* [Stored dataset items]
- - - - -
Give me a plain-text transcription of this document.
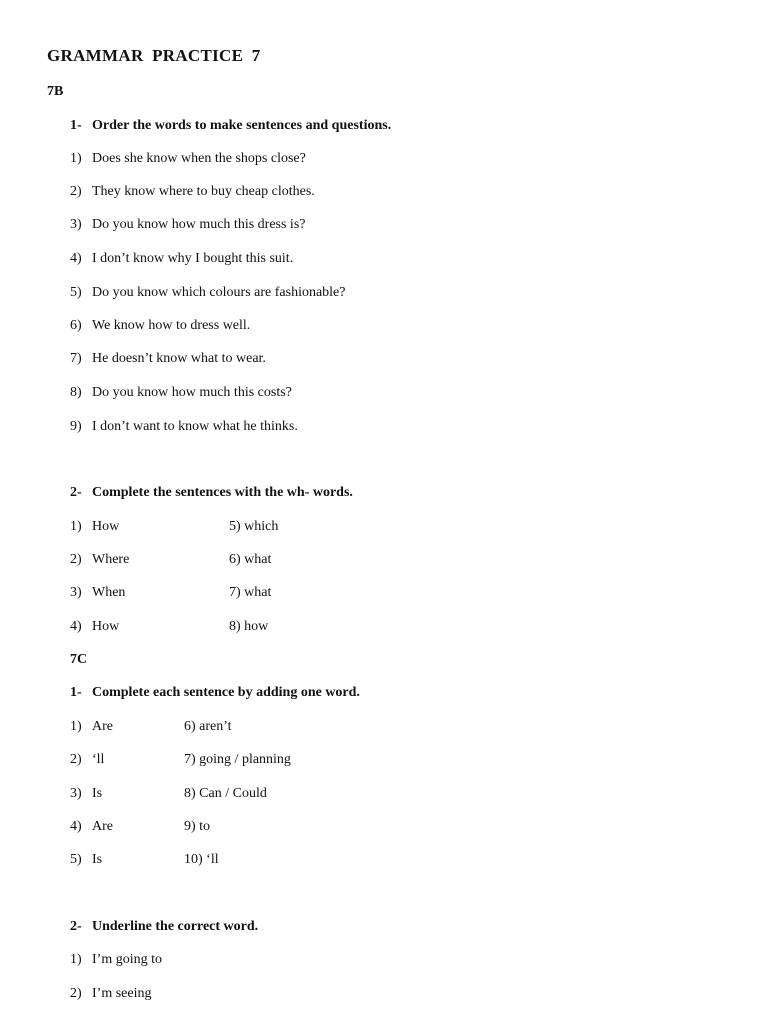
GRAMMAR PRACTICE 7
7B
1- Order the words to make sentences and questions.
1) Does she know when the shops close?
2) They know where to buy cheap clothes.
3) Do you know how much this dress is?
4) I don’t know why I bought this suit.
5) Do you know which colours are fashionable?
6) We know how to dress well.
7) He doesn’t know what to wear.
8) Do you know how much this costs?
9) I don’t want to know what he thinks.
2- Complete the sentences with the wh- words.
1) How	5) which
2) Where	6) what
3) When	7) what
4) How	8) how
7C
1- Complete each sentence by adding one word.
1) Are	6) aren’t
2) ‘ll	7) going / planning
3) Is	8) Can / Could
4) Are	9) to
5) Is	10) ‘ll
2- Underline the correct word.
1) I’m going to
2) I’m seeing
- - - - -
* [WHAT THE TASK REQUIRES]
Collect the lines of the data that carry the word "know".

* [OUTPUT]
1) Does she know when the shops close?
2) They know where to buy cheap clothes.
3) Do you know how much this dress is?
4) I don’t know why I bought this suit.
5) Do you know which colours are fashionable?
6) We know how to dress well.
7) He doesn’t know what to wear.
8) Do you know how much this costs?
9) I don’t want to know what he thinks.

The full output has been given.